→ **GIVEN PROBLEM**:
Gather each line of the entries below that includes "display".

→ **GIVEN DATA**:

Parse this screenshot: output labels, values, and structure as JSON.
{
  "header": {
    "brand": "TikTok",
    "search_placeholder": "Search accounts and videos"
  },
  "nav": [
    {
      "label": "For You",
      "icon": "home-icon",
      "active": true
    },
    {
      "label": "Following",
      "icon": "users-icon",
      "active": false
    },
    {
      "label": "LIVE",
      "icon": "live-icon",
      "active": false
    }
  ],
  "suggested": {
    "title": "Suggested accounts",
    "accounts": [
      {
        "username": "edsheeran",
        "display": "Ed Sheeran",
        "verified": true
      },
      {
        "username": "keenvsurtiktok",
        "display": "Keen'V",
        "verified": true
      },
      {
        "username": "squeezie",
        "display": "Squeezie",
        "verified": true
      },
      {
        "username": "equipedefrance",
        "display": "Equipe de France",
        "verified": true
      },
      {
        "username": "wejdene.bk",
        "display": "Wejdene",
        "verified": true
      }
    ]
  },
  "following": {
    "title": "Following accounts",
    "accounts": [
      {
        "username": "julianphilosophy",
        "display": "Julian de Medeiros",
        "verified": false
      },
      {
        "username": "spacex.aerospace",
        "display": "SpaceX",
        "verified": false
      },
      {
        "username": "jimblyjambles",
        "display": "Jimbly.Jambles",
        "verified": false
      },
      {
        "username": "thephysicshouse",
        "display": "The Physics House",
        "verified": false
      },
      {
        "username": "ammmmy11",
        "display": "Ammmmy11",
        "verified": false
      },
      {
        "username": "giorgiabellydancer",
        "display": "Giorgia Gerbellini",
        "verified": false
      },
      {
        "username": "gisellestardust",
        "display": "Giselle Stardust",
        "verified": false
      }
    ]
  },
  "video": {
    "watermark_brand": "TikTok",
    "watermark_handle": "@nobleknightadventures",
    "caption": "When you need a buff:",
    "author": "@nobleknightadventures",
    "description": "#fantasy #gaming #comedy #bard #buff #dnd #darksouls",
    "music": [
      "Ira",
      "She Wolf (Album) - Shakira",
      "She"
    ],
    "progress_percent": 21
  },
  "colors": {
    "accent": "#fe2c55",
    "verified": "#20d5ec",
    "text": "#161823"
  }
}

→ **EXPECTED ANSWER**:
        "display": "Ed Sheeran",
        "display": "Keen'V",
        "display": "Squeezie",
        "display": "Equipe de France",
        "display": "Wejdene",
        "display": "Julian de Medeiros",
        "display": "SpaceX",
        "display": "Jimbly.Jambles",
        "display": "The Physics House",
        "display": "Ammmmy11",
        "display": "Giorgia Gerbellini",
        "display": "Giselle Stardust",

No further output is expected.